### Description of the task
Return every entry exactly.

### Entries supplied
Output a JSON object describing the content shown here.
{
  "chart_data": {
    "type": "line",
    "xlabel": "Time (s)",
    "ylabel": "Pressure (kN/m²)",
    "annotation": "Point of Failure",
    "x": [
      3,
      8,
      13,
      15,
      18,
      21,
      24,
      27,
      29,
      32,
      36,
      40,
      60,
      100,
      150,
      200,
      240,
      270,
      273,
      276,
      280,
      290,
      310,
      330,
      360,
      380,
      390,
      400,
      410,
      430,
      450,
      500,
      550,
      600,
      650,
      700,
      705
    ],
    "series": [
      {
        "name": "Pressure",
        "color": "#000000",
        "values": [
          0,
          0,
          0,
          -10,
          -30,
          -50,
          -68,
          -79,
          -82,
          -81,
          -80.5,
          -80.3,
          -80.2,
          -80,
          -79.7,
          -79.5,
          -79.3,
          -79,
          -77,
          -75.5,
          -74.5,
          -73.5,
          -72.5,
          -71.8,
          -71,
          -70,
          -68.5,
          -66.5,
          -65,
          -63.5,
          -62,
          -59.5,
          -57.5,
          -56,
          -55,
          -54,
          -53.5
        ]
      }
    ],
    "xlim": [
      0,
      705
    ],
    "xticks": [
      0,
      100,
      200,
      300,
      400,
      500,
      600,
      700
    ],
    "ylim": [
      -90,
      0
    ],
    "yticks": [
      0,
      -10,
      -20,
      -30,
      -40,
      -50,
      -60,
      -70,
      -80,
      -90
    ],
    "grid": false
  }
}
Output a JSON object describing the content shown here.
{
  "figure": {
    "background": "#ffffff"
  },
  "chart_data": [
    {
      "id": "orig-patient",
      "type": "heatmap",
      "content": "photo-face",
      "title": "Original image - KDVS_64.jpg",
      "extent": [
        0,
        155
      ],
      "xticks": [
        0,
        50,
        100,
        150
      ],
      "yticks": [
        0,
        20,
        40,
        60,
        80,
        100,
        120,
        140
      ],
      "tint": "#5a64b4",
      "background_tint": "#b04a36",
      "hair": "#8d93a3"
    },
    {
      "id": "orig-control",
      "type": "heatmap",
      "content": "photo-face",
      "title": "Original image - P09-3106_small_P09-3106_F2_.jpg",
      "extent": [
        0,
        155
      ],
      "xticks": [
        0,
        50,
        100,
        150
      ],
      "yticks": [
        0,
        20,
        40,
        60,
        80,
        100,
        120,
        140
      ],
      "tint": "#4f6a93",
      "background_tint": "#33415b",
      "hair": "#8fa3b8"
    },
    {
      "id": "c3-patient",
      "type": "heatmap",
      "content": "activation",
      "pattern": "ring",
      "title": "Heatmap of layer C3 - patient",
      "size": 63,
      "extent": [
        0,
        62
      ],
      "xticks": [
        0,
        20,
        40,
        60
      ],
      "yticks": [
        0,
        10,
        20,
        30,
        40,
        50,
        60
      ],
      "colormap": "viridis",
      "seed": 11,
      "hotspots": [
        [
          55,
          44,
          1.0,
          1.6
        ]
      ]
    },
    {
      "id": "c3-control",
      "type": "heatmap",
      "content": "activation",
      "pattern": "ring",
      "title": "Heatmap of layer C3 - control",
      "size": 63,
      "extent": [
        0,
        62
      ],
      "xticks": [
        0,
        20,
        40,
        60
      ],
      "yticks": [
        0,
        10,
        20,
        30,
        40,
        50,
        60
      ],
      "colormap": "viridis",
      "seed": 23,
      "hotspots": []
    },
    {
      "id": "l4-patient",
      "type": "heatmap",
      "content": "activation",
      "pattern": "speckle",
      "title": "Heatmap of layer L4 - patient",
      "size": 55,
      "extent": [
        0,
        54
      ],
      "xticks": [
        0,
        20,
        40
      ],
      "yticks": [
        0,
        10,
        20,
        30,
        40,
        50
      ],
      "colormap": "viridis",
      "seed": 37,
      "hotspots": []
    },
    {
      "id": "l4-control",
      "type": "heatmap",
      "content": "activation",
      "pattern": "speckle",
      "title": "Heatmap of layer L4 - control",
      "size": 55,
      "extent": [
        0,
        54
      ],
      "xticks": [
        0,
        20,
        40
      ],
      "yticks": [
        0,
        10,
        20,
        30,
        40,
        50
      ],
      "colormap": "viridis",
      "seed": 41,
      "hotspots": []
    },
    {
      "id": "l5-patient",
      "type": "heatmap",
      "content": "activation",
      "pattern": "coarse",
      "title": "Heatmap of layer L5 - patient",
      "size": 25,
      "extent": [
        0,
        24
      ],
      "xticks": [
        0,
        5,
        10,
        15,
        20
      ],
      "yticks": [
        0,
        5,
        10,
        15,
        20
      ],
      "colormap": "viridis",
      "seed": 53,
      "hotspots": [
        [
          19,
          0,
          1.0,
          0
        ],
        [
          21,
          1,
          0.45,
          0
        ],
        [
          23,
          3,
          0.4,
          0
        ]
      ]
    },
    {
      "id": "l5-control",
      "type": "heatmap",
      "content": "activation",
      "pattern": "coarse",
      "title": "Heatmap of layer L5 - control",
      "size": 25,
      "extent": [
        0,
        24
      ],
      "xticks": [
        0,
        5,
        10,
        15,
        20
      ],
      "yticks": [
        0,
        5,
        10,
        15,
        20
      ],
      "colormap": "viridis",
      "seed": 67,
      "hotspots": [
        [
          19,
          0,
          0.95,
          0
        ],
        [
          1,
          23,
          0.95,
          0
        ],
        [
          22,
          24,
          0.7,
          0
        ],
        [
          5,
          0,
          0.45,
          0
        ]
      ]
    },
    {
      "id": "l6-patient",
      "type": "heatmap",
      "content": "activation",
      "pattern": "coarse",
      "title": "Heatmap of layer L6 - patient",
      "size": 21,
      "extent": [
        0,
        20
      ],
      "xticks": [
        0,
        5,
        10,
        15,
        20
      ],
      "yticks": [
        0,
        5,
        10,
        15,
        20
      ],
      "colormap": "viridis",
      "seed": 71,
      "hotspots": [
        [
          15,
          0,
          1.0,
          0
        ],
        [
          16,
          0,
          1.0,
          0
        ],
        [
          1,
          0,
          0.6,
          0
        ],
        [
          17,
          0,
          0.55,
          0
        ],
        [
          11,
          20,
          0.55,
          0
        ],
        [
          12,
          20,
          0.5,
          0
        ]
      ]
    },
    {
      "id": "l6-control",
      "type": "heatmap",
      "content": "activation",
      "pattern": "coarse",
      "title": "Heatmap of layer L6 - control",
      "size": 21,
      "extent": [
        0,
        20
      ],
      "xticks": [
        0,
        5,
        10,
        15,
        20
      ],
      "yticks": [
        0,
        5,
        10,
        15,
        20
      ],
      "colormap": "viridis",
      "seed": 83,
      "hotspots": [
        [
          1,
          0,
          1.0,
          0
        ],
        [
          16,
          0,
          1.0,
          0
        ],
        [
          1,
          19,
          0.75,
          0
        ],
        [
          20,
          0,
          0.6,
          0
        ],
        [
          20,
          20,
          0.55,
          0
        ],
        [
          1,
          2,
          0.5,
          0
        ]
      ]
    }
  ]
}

### Full solution
Output a JSON object describing the content shown here.
{
  "chart_data": {
    "type": "line",
    "xlabel": "Time (s)",
    "ylabel": "Pressure (kN/m²)",
    "annotation": "Point of Failure",
    "x": [
      3,
      8,
      13,
      15,
      18,
      21,
      24,
      27,
      29,
      32,
      36,
      40,
      60,
      100,
      150,
      200,
      240,
      270,
      273,
      276,
      280,
      290,
      310,
      330,
      360,
      380,
      390,
      400,
      410,
      430,
      450,
      500,
      550,
      600,
      650,
      700,
      705
    ],
    "series": [
      {
        "name": "Pressure",
        "color": "#000000",
        "values": [
          0,
          0,
          0,
          -10,
          -30,
          -50,
          -68,
          -79,
          -82,
          -81,
          -80.5,
          -80.3,
          -80.2,
          -80,
          -79.7,
          -79.5,
          -79.3,
          -79,
          -77,
          -75.5,
          -74.5,
          -73.5,
          -72.5,
          -71.8,
          -71,
          -70,
          -68.5,
          -66.5,
          -65,
          -63.5,
          -62,
          -59.5,
          -57.5,
          -56,
          -55,
          -54,
          -53.5
        ]
      }
    ],
    "xlim": [
      0,
      705
    ],
    "xticks": [
      0,
      100,
      200,
      300,
      400,
      500,
      600,
      700
    ],
    "ylim": [
      -90,
      0
    ],
    "yticks": [
      0,
      -10,
      -20,
      -30,
      -40,
      -50,
      -60,
      -70,
      -80,
      -90
    ],
    "grid": false
  }
}
Output a JSON object describing the content shown here.
{
  "figure": {
    "background": "#ffffff"
  },
  "chart_data": [
    {
      "id": "orig-patient",
      "type": "heatmap",
      "content": "photo-face",
      "title": "Original image - KDVS_64.jpg",
      "extent": [
        0,
        155
      ],
      "xticks": [
        0,
        50,
        100,
        150
      ],
      "yticks": [
        0,
        20,
        40,
        60,
        80,
        100,
        120,
        140
      ],
      "tint": "#5a64b4",
      "background_tint": "#b04a36",
      "hair": "#8d93a3"
    },
    {
      "id": "orig-control",
      "type": "heatmap",
      "content": "photo-face",
      "title": "Original image - P09-3106_small_P09-3106_F2_.jpg",
      "extent": [
        0,
        155
      ],
      "xticks": [
        0,
        50,
        100,
        150
      ],
      "yticks": [
        0,
        20,
        40,
        60,
        80,
        100,
        120,
        140
      ],
      "tint": "#4f6a93",
      "background_tint": "#33415b",
      "hair": "#8fa3b8"
    },
    {
      "id": "c3-patient",
      "type": "heatmap",
      "content": "activation",
      "pattern": "ring",
      "title": "Heatmap of layer C3 - patient",
      "size": 63,
      "extent": [
        0,
        62
      ],
      "xticks": [
        0,
        20,
        40,
        60
      ],
      "yticks": [
        0,
        10,
        20,
        30,
        40,
        50,
        60
      ],
      "colormap": "viridis",
      "seed": 11,
      "hotspots": [
        [
          55,
          44,
          1.0,
          1.6
        ]
      ]
    },
    {
      "id": "c3-control",
      "type": "heatmap",
      "content": "activation",
      "pattern": "ring",
      "title": "Heatmap of layer C3 - control",
      "size": 63,
      "extent": [
        0,
        62
      ],
      "xticks": [
        0,
        20,
        40,
        60
      ],
      "yticks": [
        0,
        10,
        20,
        30,
        40,
        50,
        60
      ],
      "colormap": "viridis",
      "seed": 23,
      "hotspots": []
    },
    {
      "id": "l4-patient",
      "type": "heatmap",
      "content": "activation",
      "pattern": "speckle",
      "title": "Heatmap of layer L4 - patient",
      "size": 55,
      "extent": [
        0,
        54
      ],
      "xticks": [
        0,
        20,
        40
      ],
      "yticks": [
        0,
        10,
        20,
        30,
        40,
        50
      ],
      "colormap": "viridis",
      "seed": 37,
      "hotspots": []
    },
    {
      "id": "l4-control",
      "type": "heatmap",
      "content": "activation",
      "pattern": "speckle",
      "title": "Heatmap of layer L4 - control",
      "size": 55,
      "extent": [
        0,
        54
      ],
      "xticks": [
        0,
        20,
        40
      ],
      "yticks": [
        0,
        10,
        20,
        30,
        40,
        50
      ],
      "colormap": "viridis",
      "seed": 41,
      "hotspots": []
    },
    {
      "id": "l5-patient",
      "type": "heatmap",
      "content": "activation",
      "pattern": "coarse",
      "title": "Heatmap of layer L5 - patient",
      "size": 25,
      "extent": [
        0,
        24
      ],
      "xticks": [
        0,
        5,
        10,
        15,
        20
      ],
      "yticks": [
        0,
        5,
        10,
        15,
        20
      ],
      "colormap": "viridis",
      "seed": 53,
      "hotspots": [
        [
          19,
          0,
          1.0,
          0
        ],
        [
          21,
          1,
          0.45,
          0
        ],
        [
          23,
          3,
          0.4,
          0
        ]
      ]
    },
    {
      "id": "l5-control",
      "type": "heatmap",
      "content": "activation",
      "pattern": "coarse",
      "title": "Heatmap of layer L5 - control",
      "size": 25,
      "extent": [
        0,
        24
      ],
      "xticks": [
        0,
        5,
        10,
        15,
        20
      ],
      "yticks": [
        0,
        5,
        10,
        15,
        20
      ],
      "colormap": "viridis",
      "seed": 67,
      "hotspots": [
        [
          19,
          0,
          0.95,
          0
        ],
        [
          1,
          23,
          0.95,
          0
        ],
        [
          22,
          24,
          0.7,
          0
        ],
        [
          5,
          0,
          0.45,
          0
        ]
      ]
    },
    {
      "id": "l6-patient",
      "type": "heatmap",
      "content": "activation",
      "pattern": "coarse",
      "title": "Heatmap of layer L6 - patient",
      "size": 21,
      "extent": [
        0,
        20
      ],
      "xticks": [
        0,
        5,
        10,
        15,
        20
      ],
      "yticks": [
        0,
        5,
        10,
        15,
        20
      ],
      "colormap": "viridis",
      "seed": 71,
      "hotspots": [
        [
          15,
          0,
          1.0,
          0
        ],
        [
          16,
          0,
          1.0,
          0
        ],
        [
          1,
          0,
          0.6,
          0
        ],
        [
          17,
          0,
          0.55,
          0
        ],
        [
          11,
          20,
          0.55,
          0
        ],
        [
          12,
          20,
          0.5,
          0
        ]
      ]
    },
    {
      "id": "l6-control",
      "type": "heatmap",
      "content": "activation",
      "pattern": "coarse",
      "title": "Heatmap of layer L6 - control",
      "size": 21,
      "extent": [
        0,
        20
      ],
      "xticks": [
        0,
        5,
        10,
        15,
        20
      ],
      "yticks": [
        0,
        5,
        10,
        15,
        20
      ],
      "colormap": "viridis",
      "seed": 83,
      "hotspots": [
        [
          1,
          0,
          1.0,
          0
        ],
        [
          16,
          0,
          1.0,
          0
        ],
        [
          1,
          19,
          0.75,
          0
        ],
        [
          20,
          0,
          0.6,
          0
        ],
        [
          20,
          20,
          0.55,
          0
        ],
        [
          1,
          2,
          0.5,
          0
        ]
      ]
    }
  ]
}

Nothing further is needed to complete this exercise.